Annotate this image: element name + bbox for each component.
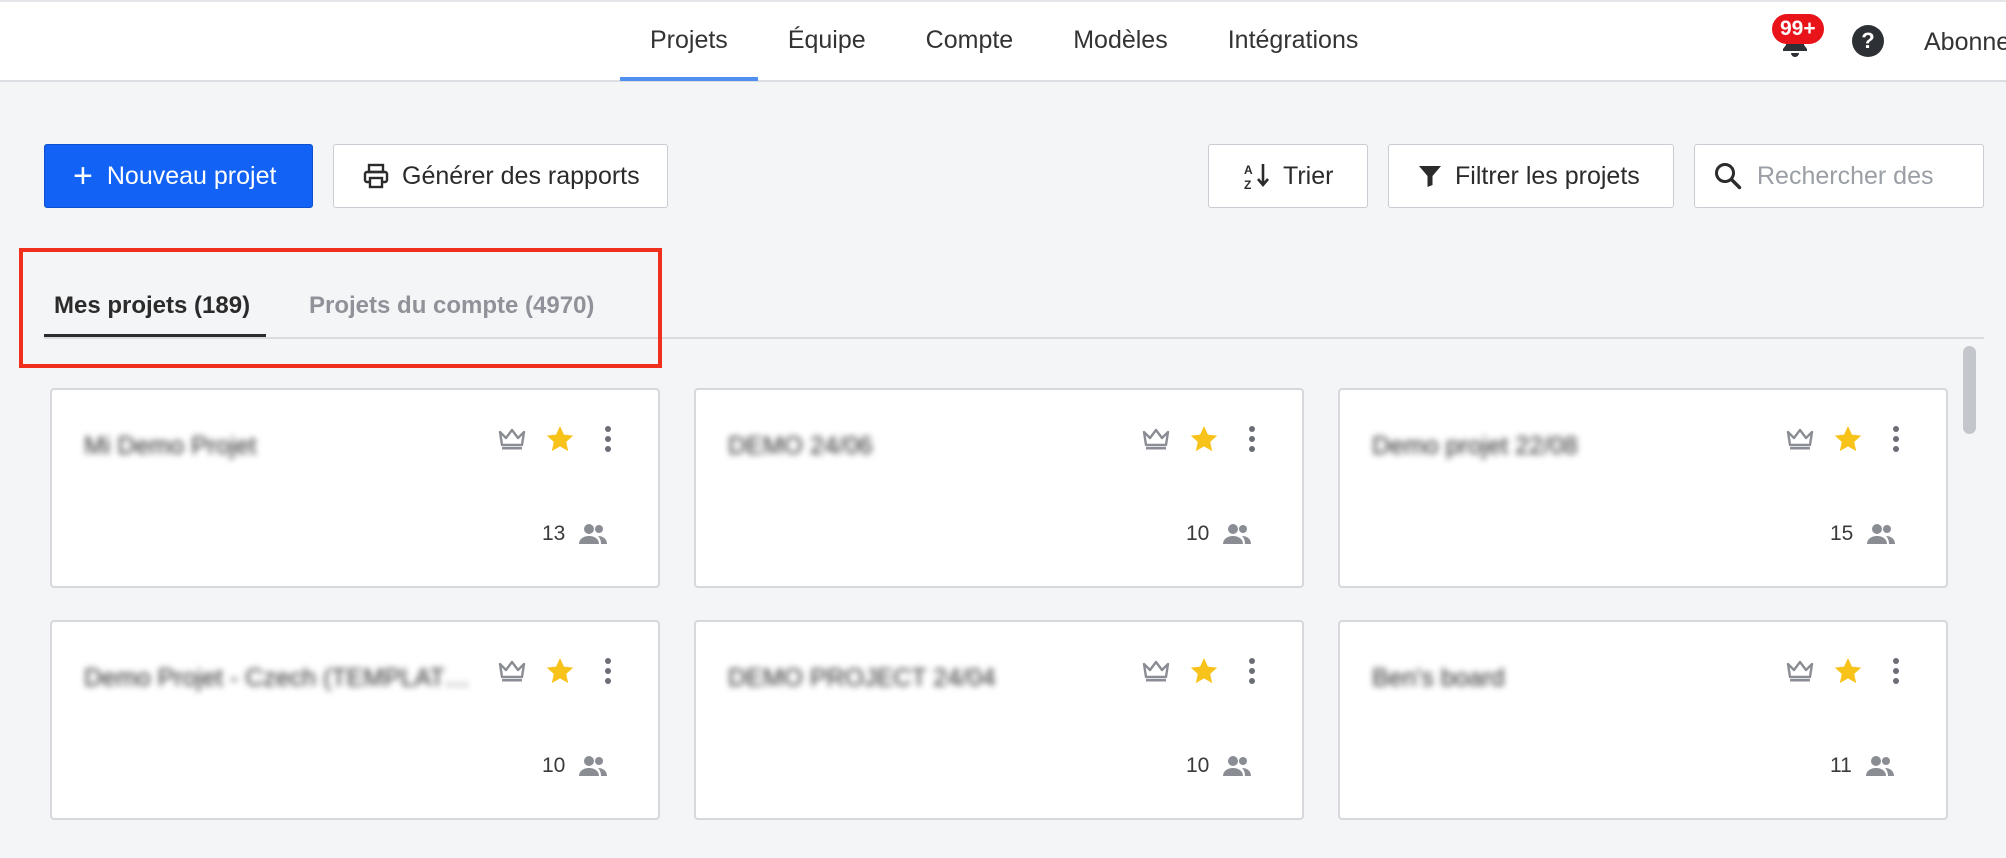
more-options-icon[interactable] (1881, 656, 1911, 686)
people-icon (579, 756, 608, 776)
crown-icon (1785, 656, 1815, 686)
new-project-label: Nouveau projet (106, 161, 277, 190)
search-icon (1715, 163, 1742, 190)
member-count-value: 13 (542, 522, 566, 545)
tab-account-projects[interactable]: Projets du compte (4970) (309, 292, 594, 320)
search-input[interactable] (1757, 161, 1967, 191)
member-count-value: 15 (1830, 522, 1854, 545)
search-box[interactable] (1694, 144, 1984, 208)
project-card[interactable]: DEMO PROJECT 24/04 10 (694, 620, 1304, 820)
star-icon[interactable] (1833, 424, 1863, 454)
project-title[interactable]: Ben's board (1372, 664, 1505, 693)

# # # # #

» **WHAT THIS TASK INVOLVES**
Quote verbatim the lines of the listing from the line containing "more-options-icon[interactable] (1881, 656, 1911, 686)" up to and including the line containing "member-count-value: 15 (1830, 522, 1854, 545)".

» **EXERCISE OUTPUT**
more-options-icon[interactable] (1881, 656, 1911, 686)
people-icon (579, 756, 608, 776)
crown-icon (1785, 656, 1815, 686)
new-project-label: Nouveau projet (106, 161, 277, 190)
search-icon (1715, 163, 1742, 190)
member-count-value: 13 (542, 522, 566, 545)
tab-account-projects[interactable]: Projets du compte (4970) (309, 292, 594, 320)
search-input[interactable] (1757, 161, 1967, 191)
member-count-value: 15 (1830, 522, 1854, 545)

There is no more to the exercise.